=== WHAT YOU NEED TO DO ===
Copy out every line of the records where the string "Peggy" occurs.
--- start GIVEN ENTRIES ---
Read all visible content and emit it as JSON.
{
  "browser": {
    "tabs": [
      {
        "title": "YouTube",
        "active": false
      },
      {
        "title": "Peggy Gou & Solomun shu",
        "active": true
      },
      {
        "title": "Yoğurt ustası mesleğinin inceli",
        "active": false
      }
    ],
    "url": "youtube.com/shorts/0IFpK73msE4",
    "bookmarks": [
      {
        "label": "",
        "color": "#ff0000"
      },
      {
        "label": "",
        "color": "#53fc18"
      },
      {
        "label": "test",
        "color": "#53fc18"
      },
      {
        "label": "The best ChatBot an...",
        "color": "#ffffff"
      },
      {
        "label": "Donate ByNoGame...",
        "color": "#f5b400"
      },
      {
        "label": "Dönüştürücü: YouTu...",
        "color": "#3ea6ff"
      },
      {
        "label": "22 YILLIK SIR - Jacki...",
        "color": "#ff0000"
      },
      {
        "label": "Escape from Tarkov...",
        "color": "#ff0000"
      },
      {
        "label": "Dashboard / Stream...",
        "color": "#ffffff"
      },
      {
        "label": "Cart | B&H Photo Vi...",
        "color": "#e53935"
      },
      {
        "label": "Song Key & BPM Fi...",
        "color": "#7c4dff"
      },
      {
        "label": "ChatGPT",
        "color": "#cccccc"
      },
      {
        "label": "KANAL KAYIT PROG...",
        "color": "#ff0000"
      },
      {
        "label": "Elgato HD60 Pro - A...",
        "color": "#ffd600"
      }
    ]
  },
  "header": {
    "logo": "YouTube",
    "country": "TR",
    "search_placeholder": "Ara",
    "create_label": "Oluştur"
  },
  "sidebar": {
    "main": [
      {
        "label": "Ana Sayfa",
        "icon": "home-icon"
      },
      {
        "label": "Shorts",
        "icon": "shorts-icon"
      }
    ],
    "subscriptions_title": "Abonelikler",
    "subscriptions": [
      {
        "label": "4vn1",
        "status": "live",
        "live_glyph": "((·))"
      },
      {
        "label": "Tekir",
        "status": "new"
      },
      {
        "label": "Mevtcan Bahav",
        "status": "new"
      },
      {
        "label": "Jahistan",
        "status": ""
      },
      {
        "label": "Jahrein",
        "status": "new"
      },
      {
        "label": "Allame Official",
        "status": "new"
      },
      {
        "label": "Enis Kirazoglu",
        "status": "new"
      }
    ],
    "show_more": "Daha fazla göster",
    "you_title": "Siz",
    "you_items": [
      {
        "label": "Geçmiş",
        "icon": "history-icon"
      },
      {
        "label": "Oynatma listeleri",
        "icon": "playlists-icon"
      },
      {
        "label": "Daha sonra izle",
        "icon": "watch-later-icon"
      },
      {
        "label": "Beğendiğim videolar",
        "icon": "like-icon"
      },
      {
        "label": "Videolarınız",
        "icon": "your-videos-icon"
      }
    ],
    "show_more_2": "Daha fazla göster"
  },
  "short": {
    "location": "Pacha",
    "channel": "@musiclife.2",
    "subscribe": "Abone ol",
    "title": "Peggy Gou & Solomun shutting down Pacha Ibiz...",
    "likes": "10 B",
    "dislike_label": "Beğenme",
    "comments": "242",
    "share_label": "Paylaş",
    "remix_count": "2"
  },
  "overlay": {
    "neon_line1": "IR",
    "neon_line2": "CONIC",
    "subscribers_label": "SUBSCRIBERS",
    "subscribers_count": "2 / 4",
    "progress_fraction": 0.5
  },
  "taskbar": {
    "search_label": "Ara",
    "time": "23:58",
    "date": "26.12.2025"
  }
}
--- end GIVEN ENTRIES ---
=== SOLUTION FOR THIS EXERCISE ===
        "title": "Peggy Gou & Solomun shu",
    "title": "Peggy Gou & Solomun shutting down Pacha Ibiz...",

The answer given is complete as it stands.